▶ [Provided data]
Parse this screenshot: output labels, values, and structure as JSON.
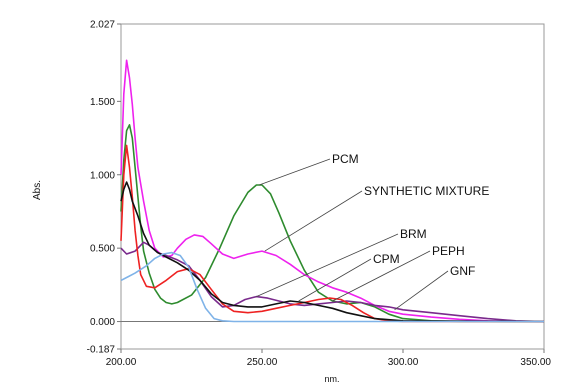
{
  "chart_data": {
    "type": "line",
    "title": "",
    "xlabel": "nm.",
    "ylabel": "Abs.",
    "xlim": [
      200,
      350
    ],
    "ylim": [
      -0.187,
      2.027
    ],
    "grid": false,
    "legend": "none",
    "x_ticks": [
      {
        "value": 200,
        "label": "200.00"
      },
      {
        "value": 250,
        "label": "250.00"
      },
      {
        "value": 300,
        "label": "300.00"
      },
      {
        "value": 350,
        "label": "350.00"
      }
    ],
    "y_ticks": [
      {
        "value": 2.027,
        "label": "2.027"
      },
      {
        "value": 1.5,
        "label": "1.500"
      },
      {
        "value": 1.0,
        "label": "1.000"
      },
      {
        "value": 0.5,
        "label": "0.500"
      },
      {
        "value": 0.0,
        "label": "0.000"
      },
      {
        "value": -0.187,
        "label": "-0.187"
      }
    ],
    "zero_line": 0,
    "series": [
      {
        "name": "PCM",
        "color": "#2e8b2e",
        "label_point": [
          249,
          0.93
        ],
        "points": [
          [
            200,
            0.75
          ],
          [
            201,
            1.1
          ],
          [
            202,
            1.3
          ],
          [
            203,
            1.34
          ],
          [
            204,
            1.25
          ],
          [
            205,
            1.05
          ],
          [
            206,
            0.85
          ],
          [
            207,
            0.65
          ],
          [
            208,
            0.48
          ],
          [
            210,
            0.33
          ],
          [
            212,
            0.22
          ],
          [
            214,
            0.16
          ],
          [
            216,
            0.13
          ],
          [
            218,
            0.12
          ],
          [
            220,
            0.13
          ],
          [
            225,
            0.18
          ],
          [
            230,
            0.3
          ],
          [
            235,
            0.5
          ],
          [
            240,
            0.72
          ],
          [
            245,
            0.88
          ],
          [
            248,
            0.93
          ],
          [
            250,
            0.93
          ],
          [
            253,
            0.87
          ],
          [
            256,
            0.74
          ],
          [
            260,
            0.55
          ],
          [
            265,
            0.35
          ],
          [
            270,
            0.2
          ],
          [
            275,
            0.14
          ],
          [
            280,
            0.12
          ],
          [
            285,
            0.13
          ],
          [
            290,
            0.1
          ],
          [
            295,
            0.05
          ],
          [
            300,
            0.02
          ],
          [
            310,
            0.005
          ],
          [
            320,
            0.0
          ],
          [
            350,
            0.0
          ]
        ]
      },
      {
        "name": "SYNTHETIC MIXTURE",
        "color": "#ee22ee",
        "label_point": [
          251,
          0.48
        ],
        "points": [
          [
            200,
            1.0
          ],
          [
            201,
            1.55
          ],
          [
            202,
            1.78
          ],
          [
            203,
            1.66
          ],
          [
            204,
            1.48
          ],
          [
            205,
            1.25
          ],
          [
            206,
            1.05
          ],
          [
            208,
            0.82
          ],
          [
            210,
            0.62
          ],
          [
            212,
            0.5
          ],
          [
            215,
            0.44
          ],
          [
            218,
            0.45
          ],
          [
            220,
            0.5
          ],
          [
            223,
            0.56
          ],
          [
            226,
            0.59
          ],
          [
            229,
            0.58
          ],
          [
            232,
            0.53
          ],
          [
            236,
            0.46
          ],
          [
            240,
            0.43
          ],
          [
            245,
            0.46
          ],
          [
            250,
            0.48
          ],
          [
            255,
            0.45
          ],
          [
            260,
            0.39
          ],
          [
            265,
            0.32
          ],
          [
            270,
            0.27
          ],
          [
            275,
            0.23
          ],
          [
            280,
            0.2
          ],
          [
            285,
            0.16
          ],
          [
            290,
            0.11
          ],
          [
            295,
            0.07
          ],
          [
            300,
            0.05
          ],
          [
            310,
            0.03
          ],
          [
            320,
            0.015
          ],
          [
            330,
            0.005
          ],
          [
            350,
            0.0
          ]
        ]
      },
      {
        "name": "BRM",
        "color": "#7a2a8c",
        "label_point": [
          248,
          0.17
        ],
        "points": [
          [
            200,
            0.5
          ],
          [
            202,
            0.46
          ],
          [
            205,
            0.48
          ],
          [
            208,
            0.54
          ],
          [
            210,
            0.52
          ],
          [
            213,
            0.47
          ],
          [
            216,
            0.45
          ],
          [
            220,
            0.42
          ],
          [
            224,
            0.38
          ],
          [
            228,
            0.28
          ],
          [
            232,
            0.17
          ],
          [
            236,
            0.1
          ],
          [
            240,
            0.11
          ],
          [
            244,
            0.15
          ],
          [
            248,
            0.17
          ],
          [
            252,
            0.16
          ],
          [
            256,
            0.14
          ],
          [
            260,
            0.12
          ],
          [
            265,
            0.11
          ],
          [
            270,
            0.12
          ],
          [
            275,
            0.13
          ],
          [
            280,
            0.14
          ],
          [
            285,
            0.13
          ],
          [
            290,
            0.11
          ],
          [
            295,
            0.1
          ],
          [
            300,
            0.08
          ],
          [
            310,
            0.06
          ],
          [
            320,
            0.04
          ],
          [
            330,
            0.02
          ],
          [
            340,
            0.005
          ],
          [
            350,
            0.0
          ]
        ]
      },
      {
        "name": "CPM",
        "color": "#ee2222",
        "label_point": [
          263,
          0.14
        ],
        "points": [
          [
            200,
            0.55
          ],
          [
            201,
            1.0
          ],
          [
            202,
            1.2
          ],
          [
            203,
            1.05
          ],
          [
            204,
            0.85
          ],
          [
            205,
            0.62
          ],
          [
            206,
            0.45
          ],
          [
            207,
            0.32
          ],
          [
            209,
            0.24
          ],
          [
            212,
            0.23
          ],
          [
            216,
            0.28
          ],
          [
            220,
            0.34
          ],
          [
            224,
            0.36
          ],
          [
            228,
            0.32
          ],
          [
            232,
            0.22
          ],
          [
            236,
            0.12
          ],
          [
            240,
            0.07
          ],
          [
            245,
            0.06
          ],
          [
            250,
            0.07
          ],
          [
            255,
            0.09
          ],
          [
            260,
            0.11
          ],
          [
            265,
            0.13
          ],
          [
            270,
            0.15
          ],
          [
            274,
            0.16
          ],
          [
            278,
            0.15
          ],
          [
            282,
            0.11
          ],
          [
            286,
            0.06
          ],
          [
            290,
            0.02
          ],
          [
            295,
            0.005
          ],
          [
            300,
            0.0
          ],
          [
            350,
            0.0
          ]
        ]
      },
      {
        "name": "PEPH",
        "color": "#111111",
        "label_point": [
          275,
          0.14
        ],
        "points": [
          [
            200,
            0.82
          ],
          [
            201,
            0.9
          ],
          [
            202,
            0.95
          ],
          [
            203,
            0.9
          ],
          [
            204,
            0.82
          ],
          [
            206,
            0.72
          ],
          [
            208,
            0.6
          ],
          [
            210,
            0.52
          ],
          [
            213,
            0.47
          ],
          [
            216,
            0.44
          ],
          [
            220,
            0.4
          ],
          [
            224,
            0.35
          ],
          [
            228,
            0.28
          ],
          [
            232,
            0.19
          ],
          [
            236,
            0.13
          ],
          [
            240,
            0.11
          ],
          [
            245,
            0.1
          ],
          [
            250,
            0.1
          ],
          [
            255,
            0.12
          ],
          [
            260,
            0.14
          ],
          [
            265,
            0.13
          ],
          [
            270,
            0.11
          ],
          [
            275,
            0.09
          ],
          [
            280,
            0.06
          ],
          [
            285,
            0.04
          ],
          [
            290,
            0.02
          ],
          [
            300,
            0.005
          ],
          [
            350,
            0.0
          ]
        ]
      },
      {
        "name": "GNF",
        "color": "#7fb3e8",
        "label_point": [
          297,
          0.08
        ],
        "points": [
          [
            200,
            0.28
          ],
          [
            202,
            0.3
          ],
          [
            205,
            0.33
          ],
          [
            209,
            0.38
          ],
          [
            212,
            0.43
          ],
          [
            215,
            0.46
          ],
          [
            218,
            0.47
          ],
          [
            221,
            0.45
          ],
          [
            224,
            0.37
          ],
          [
            227,
            0.22
          ],
          [
            230,
            0.09
          ],
          [
            233,
            0.02
          ],
          [
            236,
            0.005
          ],
          [
            240,
            0.0
          ],
          [
            350,
            0.0
          ]
        ]
      }
    ],
    "annotations": [
      {
        "text": "PCM",
        "series": "PCM"
      },
      {
        "text": "SYNTHETIC MIXTURE",
        "series": "SYNTHETIC MIXTURE"
      },
      {
        "text": "BRM",
        "series": "BRM"
      },
      {
        "text": "CPM",
        "series": "CPM"
      },
      {
        "text": "PEPH",
        "series": "PEPH"
      },
      {
        "text": "GNF",
        "series": "GNF"
      }
    ]
  }
}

▶ [Task directions] Check each line of the entries above for the word "name". List the ones that have it.

▶ [Written solution]
        "name": "PCM",
        "name": "SYNTHETIC MIXTURE",
        "name": "BRM",
        "name": "CPM",
        "name": "PEPH",
        "name": "GNF",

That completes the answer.